──────── EXTRACTED TEXT ────────
We’ve all had that crisis of Faith and this blog is about one of the many times I just lost it and had to climb my way back out of this seeming pit of despair
It was in these moments that I learned what Faith truly is and I put it this way…
“My faith in God is my faith in me and my ability to survive, my faith in my angels is my faith in my inner knowing.”
Funnily enough, as I sit here some 16 years later, I am only just beginning to understand this sentiment. In all honesty, I’m surprised that I got it then! This is one of those cases in which broken me from all those years ago is speaking to the woman I am now and showing me how incredibly courageous she was.
For this I am so grateful…
“Faith is being sure of what we hope for and certain of what we cannot see”
Years ago, in the midst of my first separation and divorce, I became angry with God. I remember the moment in which I just lost it. I screamed, I cried, I hit walls, I threw things. I yelled “I’ve had enough of this, can’t you just give me a fucking break? I’m done, I can’t handle anymore, I give up!”
I remember so clearly the feeling of loss and desolation that I experienced. I can actually see myself hitting the wall, and screaming and then sitting on my bathroom floor and crying. I can remember how positive thoughts began to form in my head and I pushed them away. I always believe that angels surround me and it seemed that they arrived to try to give me comfort and I screamed “shut up!!”. It was almost as if they looked at my main guardian angel, shrugged and said…”she’s yours…see what you can do with her”
And so I sat there and cried….cursed God, and felt true loneliness.
After a while, I grabbed my journal and started writing. I told God we were through, I was done…I listed the reasons why I couldn’t take another step, why I just needed to rest and get a break from whatever calamity was in my life at the time. The feeling that I had in those few moments was terrifying.
The next morning, May 12 2005, I wrote the following:
“I’m having a crisis of faith – everything has been stripped away and I’m tired.
────────
Can you return the stretch of the blog post on a crisis of faith from "Funnily enough, as" through "courageous she was.", word for word?
──────── LISTING ────────
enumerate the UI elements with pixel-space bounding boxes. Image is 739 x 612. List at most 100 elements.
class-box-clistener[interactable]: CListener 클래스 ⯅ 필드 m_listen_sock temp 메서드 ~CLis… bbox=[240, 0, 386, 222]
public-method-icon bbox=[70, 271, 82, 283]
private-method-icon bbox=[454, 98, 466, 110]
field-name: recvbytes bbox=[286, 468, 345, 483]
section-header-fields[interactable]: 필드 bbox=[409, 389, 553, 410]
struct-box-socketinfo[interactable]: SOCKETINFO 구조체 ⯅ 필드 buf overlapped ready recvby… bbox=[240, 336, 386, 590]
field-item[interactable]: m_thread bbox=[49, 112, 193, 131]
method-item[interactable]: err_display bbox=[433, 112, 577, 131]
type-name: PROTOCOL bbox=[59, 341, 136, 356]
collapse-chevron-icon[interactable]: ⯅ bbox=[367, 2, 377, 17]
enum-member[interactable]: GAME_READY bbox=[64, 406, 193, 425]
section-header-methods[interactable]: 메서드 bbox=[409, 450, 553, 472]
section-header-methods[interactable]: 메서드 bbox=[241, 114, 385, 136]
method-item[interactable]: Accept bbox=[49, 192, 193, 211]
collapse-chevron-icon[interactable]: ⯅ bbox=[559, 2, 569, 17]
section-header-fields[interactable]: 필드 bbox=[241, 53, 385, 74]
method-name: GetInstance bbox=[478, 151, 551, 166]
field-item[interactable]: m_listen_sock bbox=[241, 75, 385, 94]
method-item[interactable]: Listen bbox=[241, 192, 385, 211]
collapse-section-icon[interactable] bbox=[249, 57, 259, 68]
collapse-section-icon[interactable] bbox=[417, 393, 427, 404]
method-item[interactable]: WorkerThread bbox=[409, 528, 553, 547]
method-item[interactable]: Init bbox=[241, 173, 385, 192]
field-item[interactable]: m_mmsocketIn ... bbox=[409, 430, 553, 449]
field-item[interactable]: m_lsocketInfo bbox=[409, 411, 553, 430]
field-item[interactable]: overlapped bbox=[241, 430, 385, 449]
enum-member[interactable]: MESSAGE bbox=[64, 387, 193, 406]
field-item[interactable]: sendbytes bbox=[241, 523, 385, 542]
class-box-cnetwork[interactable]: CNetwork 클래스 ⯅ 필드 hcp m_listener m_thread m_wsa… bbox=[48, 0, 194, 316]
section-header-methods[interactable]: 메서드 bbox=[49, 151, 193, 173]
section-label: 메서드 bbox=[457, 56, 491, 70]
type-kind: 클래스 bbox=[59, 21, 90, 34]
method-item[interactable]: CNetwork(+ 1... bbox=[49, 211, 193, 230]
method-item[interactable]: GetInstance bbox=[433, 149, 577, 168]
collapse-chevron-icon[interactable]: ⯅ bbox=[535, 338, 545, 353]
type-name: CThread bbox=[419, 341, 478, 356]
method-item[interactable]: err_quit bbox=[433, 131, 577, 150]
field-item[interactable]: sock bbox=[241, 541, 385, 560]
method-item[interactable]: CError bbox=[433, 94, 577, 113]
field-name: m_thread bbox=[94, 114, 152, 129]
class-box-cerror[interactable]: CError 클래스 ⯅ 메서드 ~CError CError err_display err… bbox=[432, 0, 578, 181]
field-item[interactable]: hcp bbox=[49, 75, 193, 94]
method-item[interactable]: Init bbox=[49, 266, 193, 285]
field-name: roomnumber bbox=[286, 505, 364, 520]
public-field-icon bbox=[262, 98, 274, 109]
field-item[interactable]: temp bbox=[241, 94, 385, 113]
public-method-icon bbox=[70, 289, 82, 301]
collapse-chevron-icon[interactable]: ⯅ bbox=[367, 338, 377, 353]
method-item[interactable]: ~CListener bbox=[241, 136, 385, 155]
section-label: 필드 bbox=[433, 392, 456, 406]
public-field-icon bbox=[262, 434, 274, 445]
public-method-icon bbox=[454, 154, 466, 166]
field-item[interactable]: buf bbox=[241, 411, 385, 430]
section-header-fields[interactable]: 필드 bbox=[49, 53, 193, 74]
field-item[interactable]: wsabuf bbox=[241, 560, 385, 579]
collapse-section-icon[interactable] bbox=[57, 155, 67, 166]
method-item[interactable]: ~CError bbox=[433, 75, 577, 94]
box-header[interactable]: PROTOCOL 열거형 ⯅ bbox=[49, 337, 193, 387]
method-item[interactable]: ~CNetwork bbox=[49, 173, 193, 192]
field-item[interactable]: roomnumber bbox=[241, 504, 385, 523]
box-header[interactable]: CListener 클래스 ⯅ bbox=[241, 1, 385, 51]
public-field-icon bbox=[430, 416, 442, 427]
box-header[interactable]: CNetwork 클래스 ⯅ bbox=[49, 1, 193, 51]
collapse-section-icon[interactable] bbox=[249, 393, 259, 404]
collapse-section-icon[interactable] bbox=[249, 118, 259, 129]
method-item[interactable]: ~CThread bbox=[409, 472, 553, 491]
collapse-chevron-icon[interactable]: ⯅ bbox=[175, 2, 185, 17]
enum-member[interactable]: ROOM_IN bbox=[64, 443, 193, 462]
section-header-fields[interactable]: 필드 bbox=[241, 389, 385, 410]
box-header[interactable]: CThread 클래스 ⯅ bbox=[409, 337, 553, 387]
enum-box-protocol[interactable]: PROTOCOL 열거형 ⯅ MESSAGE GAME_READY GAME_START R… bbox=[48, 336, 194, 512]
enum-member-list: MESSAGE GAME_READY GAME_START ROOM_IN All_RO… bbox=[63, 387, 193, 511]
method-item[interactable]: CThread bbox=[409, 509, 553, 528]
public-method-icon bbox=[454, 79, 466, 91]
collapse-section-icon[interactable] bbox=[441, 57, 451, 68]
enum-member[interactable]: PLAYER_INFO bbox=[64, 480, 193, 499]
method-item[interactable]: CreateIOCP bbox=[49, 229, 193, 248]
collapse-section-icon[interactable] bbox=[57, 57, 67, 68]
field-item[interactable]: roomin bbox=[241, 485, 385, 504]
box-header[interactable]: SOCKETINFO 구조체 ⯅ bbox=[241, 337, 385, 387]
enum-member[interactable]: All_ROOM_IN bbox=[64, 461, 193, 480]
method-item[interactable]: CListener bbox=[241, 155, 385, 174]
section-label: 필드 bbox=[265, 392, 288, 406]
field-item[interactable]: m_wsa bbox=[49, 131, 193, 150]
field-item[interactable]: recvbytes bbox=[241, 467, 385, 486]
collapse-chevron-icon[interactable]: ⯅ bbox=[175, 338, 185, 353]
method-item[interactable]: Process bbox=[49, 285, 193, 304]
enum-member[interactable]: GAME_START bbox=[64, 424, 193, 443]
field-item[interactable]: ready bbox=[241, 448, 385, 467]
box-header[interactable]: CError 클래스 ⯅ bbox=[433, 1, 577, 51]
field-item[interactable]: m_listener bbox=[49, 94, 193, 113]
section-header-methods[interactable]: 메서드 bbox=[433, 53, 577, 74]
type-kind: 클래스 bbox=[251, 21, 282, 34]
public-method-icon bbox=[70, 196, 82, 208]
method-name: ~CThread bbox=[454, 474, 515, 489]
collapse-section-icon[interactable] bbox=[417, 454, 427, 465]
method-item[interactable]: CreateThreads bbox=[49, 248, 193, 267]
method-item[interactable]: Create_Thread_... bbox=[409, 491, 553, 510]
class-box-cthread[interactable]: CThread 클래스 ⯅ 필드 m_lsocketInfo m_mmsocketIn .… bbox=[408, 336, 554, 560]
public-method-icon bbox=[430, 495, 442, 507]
────────
- WRITTEN RESPONSE
Funnily enough, as I sit here some 16 years later, I am only just beginning to understand this sentiment. In all honesty, I’m surprised that I got it then! This is one of those cases in which broken me from all those years ago is speaking to the woman I am now and showing me how incredibly courageous she was.